___ Records supplied ___
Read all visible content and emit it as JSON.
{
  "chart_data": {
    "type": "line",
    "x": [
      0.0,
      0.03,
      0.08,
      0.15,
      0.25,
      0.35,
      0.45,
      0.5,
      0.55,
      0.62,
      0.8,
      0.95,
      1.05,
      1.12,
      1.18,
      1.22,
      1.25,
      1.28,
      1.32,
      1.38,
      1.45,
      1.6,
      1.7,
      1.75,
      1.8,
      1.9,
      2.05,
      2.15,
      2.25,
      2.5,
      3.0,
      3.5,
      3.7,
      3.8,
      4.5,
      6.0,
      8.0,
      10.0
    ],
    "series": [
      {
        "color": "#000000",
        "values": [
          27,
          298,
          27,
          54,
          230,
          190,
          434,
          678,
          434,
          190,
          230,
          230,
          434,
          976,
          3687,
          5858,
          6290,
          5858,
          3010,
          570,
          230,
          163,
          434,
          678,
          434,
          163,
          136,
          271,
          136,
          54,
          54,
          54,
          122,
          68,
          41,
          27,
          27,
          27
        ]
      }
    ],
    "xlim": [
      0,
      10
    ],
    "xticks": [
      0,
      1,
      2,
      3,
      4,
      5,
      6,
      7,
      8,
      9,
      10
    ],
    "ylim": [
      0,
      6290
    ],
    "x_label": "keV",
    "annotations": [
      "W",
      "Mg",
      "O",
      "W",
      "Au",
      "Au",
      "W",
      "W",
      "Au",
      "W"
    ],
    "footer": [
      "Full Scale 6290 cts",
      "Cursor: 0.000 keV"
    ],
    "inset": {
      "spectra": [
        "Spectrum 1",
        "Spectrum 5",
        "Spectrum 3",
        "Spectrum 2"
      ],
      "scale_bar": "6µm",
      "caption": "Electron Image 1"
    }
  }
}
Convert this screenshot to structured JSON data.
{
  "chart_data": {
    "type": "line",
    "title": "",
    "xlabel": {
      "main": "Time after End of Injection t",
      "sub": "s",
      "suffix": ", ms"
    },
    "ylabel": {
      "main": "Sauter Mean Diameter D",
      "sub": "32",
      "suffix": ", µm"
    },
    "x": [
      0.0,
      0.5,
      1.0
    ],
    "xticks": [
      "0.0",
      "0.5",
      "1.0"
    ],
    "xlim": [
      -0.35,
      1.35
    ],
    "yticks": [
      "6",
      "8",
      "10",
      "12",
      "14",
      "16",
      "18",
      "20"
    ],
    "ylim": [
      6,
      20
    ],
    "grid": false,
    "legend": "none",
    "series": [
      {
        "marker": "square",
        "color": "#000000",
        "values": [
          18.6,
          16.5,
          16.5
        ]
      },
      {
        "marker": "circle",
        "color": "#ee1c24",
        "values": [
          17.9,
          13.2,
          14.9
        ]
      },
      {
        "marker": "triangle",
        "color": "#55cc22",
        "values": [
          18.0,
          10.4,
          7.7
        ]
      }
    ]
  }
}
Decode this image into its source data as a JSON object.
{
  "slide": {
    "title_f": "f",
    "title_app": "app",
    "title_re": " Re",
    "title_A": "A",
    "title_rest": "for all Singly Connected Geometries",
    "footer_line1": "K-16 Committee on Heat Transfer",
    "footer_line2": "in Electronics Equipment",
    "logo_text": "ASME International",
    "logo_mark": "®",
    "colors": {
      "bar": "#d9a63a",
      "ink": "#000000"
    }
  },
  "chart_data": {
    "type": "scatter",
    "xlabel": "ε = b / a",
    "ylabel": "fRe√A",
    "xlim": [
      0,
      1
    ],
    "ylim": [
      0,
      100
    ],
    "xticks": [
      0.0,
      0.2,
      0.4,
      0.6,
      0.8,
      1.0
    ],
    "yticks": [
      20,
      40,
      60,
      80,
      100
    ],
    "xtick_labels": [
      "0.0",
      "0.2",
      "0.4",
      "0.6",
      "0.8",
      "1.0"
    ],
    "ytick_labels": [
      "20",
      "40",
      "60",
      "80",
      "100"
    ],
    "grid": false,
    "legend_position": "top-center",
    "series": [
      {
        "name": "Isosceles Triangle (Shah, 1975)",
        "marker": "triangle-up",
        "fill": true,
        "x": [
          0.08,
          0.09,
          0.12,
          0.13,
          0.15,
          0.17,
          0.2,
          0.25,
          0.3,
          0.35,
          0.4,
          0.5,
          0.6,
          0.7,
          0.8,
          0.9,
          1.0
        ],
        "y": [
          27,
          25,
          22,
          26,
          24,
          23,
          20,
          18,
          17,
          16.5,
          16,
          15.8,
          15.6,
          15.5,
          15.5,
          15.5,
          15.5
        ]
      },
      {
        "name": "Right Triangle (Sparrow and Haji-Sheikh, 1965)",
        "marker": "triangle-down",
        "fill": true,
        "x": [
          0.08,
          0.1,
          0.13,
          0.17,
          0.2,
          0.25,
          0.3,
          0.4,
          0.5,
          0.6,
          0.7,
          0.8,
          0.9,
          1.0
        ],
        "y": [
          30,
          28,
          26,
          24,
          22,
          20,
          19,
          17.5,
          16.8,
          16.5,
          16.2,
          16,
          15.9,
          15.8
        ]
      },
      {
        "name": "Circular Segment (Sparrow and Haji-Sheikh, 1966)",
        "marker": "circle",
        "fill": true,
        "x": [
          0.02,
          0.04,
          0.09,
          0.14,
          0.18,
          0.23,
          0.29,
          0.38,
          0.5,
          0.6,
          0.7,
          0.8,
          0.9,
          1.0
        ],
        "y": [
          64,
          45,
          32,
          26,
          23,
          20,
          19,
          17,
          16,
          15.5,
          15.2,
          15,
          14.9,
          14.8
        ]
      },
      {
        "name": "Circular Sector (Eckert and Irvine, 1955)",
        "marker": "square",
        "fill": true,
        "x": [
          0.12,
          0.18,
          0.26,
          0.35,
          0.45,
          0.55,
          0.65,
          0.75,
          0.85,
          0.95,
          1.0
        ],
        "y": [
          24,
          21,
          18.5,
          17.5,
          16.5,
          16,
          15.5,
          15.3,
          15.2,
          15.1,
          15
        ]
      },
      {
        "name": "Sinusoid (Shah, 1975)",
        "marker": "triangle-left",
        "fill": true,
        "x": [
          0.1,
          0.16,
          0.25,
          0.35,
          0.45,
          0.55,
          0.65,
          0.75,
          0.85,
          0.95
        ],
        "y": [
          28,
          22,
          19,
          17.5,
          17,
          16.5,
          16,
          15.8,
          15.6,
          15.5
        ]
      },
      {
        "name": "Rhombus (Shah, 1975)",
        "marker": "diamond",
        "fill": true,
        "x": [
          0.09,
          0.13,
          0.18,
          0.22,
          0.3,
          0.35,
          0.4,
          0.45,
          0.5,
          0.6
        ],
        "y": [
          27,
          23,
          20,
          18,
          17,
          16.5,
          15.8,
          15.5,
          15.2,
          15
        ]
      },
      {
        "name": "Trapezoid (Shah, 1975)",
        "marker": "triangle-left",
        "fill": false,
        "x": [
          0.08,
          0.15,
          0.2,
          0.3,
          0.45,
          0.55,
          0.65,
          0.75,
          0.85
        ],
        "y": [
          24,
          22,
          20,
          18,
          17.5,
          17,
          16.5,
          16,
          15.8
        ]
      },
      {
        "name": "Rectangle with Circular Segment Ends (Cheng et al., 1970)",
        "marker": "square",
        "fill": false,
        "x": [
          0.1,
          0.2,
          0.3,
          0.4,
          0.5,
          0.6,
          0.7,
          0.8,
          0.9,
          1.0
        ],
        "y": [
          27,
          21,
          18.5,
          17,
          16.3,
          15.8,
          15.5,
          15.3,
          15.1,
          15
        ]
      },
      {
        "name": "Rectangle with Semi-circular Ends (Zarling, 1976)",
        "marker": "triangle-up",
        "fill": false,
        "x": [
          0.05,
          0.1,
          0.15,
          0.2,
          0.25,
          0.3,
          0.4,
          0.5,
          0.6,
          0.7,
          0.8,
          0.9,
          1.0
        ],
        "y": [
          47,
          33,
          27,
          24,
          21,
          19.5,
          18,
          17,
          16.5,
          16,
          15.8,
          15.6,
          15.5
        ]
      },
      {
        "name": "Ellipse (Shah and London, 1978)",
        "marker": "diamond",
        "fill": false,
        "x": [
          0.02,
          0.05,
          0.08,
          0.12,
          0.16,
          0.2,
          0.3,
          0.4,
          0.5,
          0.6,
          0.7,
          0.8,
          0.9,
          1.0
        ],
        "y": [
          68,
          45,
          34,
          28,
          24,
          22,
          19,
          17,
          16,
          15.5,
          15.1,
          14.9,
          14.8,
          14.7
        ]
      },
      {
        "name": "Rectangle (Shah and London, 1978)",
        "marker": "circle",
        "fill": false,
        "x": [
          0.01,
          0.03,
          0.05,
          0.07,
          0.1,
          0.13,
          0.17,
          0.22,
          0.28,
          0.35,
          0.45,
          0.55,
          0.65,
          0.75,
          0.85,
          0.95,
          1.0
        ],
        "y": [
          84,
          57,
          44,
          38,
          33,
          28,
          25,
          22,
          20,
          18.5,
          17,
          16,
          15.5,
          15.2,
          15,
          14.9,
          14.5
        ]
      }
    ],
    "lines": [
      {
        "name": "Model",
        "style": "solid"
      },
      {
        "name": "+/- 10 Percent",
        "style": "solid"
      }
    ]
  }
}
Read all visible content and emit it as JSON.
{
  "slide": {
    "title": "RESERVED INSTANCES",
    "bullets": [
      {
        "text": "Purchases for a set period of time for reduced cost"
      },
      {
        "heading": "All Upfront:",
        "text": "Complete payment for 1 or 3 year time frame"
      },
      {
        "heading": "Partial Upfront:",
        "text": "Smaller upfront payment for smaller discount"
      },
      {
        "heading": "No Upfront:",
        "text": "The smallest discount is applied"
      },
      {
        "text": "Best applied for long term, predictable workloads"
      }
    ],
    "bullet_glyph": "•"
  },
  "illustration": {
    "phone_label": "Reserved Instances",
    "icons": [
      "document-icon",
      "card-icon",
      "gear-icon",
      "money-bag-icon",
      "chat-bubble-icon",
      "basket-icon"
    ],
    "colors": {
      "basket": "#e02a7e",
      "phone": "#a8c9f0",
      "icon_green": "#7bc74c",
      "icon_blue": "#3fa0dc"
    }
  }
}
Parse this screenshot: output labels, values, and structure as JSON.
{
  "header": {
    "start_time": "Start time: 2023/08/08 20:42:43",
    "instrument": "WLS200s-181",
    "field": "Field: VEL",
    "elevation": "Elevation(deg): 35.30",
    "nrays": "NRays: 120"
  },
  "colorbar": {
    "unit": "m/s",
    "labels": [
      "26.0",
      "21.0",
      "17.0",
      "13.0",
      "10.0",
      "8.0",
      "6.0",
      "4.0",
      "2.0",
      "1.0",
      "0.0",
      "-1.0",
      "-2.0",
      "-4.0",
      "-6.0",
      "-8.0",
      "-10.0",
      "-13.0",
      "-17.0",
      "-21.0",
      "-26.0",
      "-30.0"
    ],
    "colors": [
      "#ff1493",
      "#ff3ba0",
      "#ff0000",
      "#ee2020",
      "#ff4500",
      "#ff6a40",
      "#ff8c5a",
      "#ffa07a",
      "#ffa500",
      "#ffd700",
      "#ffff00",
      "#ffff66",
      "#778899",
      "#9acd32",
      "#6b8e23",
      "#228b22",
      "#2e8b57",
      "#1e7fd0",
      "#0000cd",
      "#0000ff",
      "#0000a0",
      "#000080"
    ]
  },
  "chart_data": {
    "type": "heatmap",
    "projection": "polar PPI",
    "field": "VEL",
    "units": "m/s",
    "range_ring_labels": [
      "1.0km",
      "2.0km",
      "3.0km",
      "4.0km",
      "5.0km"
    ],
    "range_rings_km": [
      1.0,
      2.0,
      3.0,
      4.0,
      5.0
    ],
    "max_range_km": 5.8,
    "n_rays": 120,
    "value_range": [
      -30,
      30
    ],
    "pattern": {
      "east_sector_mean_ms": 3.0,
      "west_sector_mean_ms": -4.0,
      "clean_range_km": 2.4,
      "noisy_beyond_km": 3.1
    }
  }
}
___
#### Direction
Identify which lines contain the word "type" and copy each one.

#### The result
    "type": "line",
    "type": "line",
    "type": "scatter",
    "type": "heatmap",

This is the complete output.